**EXERCISE PROMPT**
Find the word "इनकम" in the material below and gather every line that contains it.

**** DATASET RECORDS ****

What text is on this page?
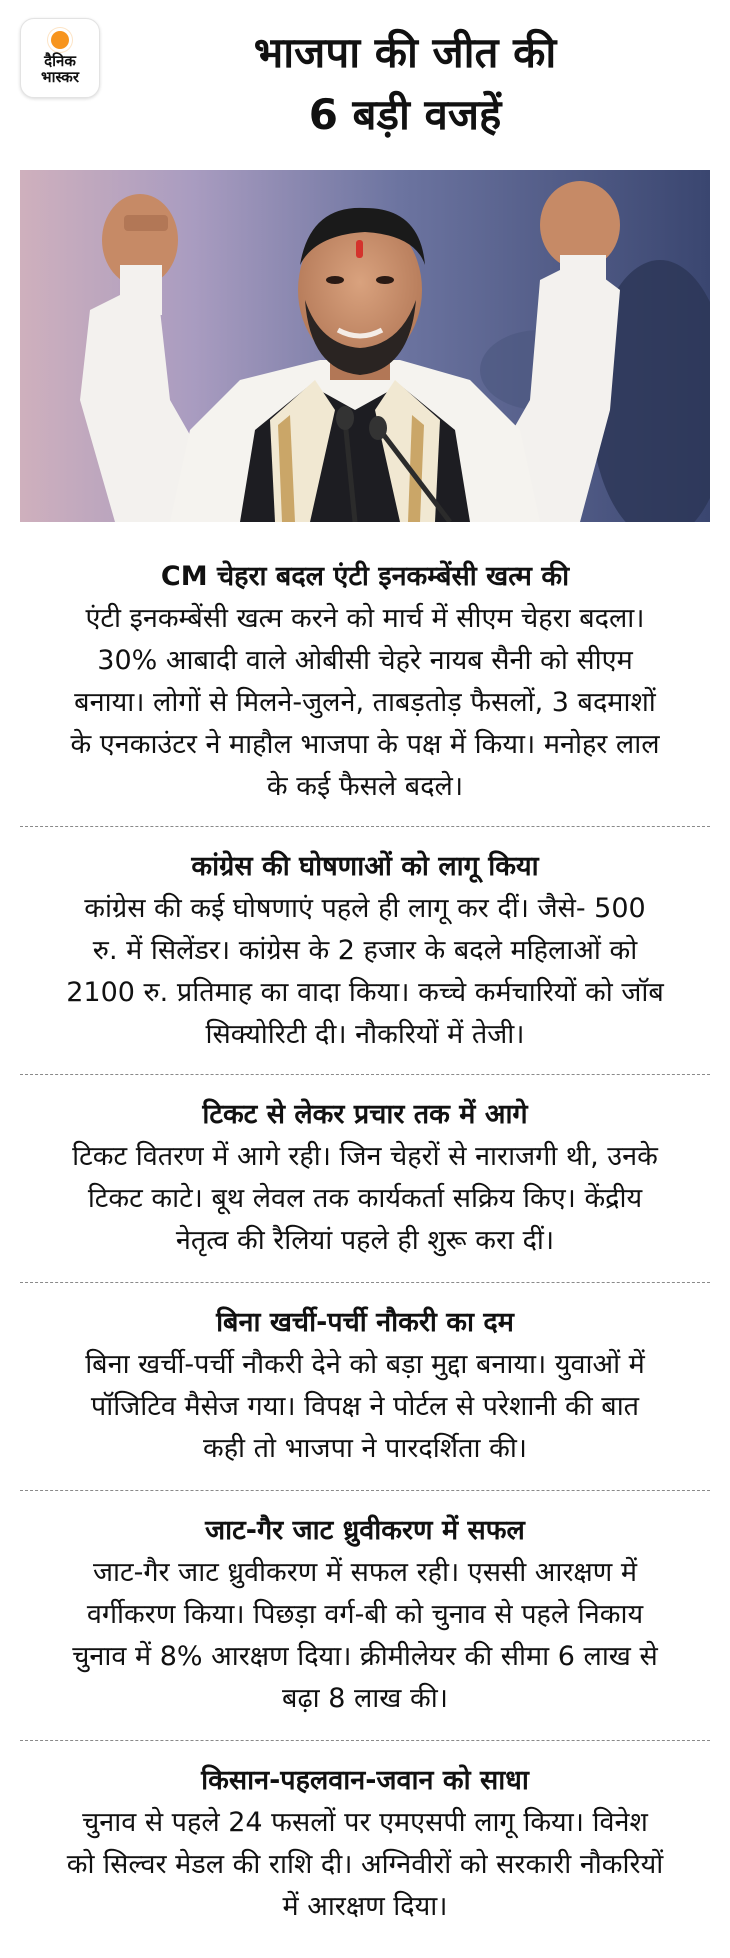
दैनिक
भास्कर	भाजपा की जीत की
6 बड़ी वजहें

CM चेहरा बदल एंटी इनकम्बेंसी खत्म की

एंटी इनकम्बेंसी खत्म करने को मार्च में सीएम चेहरा बदला।

30% आबादी वाले ओबीसी चेहरे नायब सैनी को सीएम

बनाया। लोगों से मिलने-जुलने, ताबड़तोड़ फैसलों, 3 बदमाशों

के एनकाउंटर ने माहौल भाजपा के पक्ष में किया। मनोहर लाल

के कई फैसले बदले।

कांग्रेस की घोषणाओं को लागू किया

कांग्रेस की कई घोषणाएं पहले ही लागू कर दीं। जैसे- 500

रु. में सिलेंडर। कांग्रेस के 2 हजार के बदले महिलाओं को

2100 रु. प्रतिमाह का वादा किया। कच्चे कर्मचारियों को जॉब

सिक्योरिटी दी। नौकरियों में तेजी।

टिकट से लेकर प्रचार तक में आगे

टिकट वितरण में आगे रही। जिन चेहरों से नाराजगी थी, उनके

टिकट काटे। बूथ लेवल तक कार्यकर्ता सक्रिय किए। केंद्रीय

नेतृत्व की रैलियां पहले ही शुरू करा दीं।

बिना खर्ची-पर्ची नौकरी का दम

बिना खर्ची-पर्ची नौकरी देने को बड़ा मुद्दा बनाया। युवाओं में

पॉजिटिव मैसेज गया। विपक्ष ने पोर्टल से परेशानी की बात

कही तो भाजपा ने पारदर्शिता की।

जाट-गैर जाट ध्रुवीकरण में सफल

जाट-गैर जाट ध्रुवीकरण में सफल रही। एससी आरक्षण में

वर्गीकरण किया। पिछड़ा वर्ग-बी को चुनाव से पहले निकाय

चुनाव में 8% आरक्षण दिया। क्रीमीलेयर की सीमा 6 लाख से

बढ़ा 8 लाख की।

किसान-पहलवान-जवान को साधा

चुनाव से पहले 24 फसलों पर एमएसपी लागू किया। विनेश

को सिल्वर मेडल की राशि दी। अग्निवीरों को सरकारी नौकरियों

में आरक्षण दिया।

****

**ANSWER TO THIS TASK**
CM चेहरा बदल एंटी इनकम्बेंसी खत्म की
एंटी इनकम्बेंसी खत्म करने को मार्च में सीएम चेहरा बदला।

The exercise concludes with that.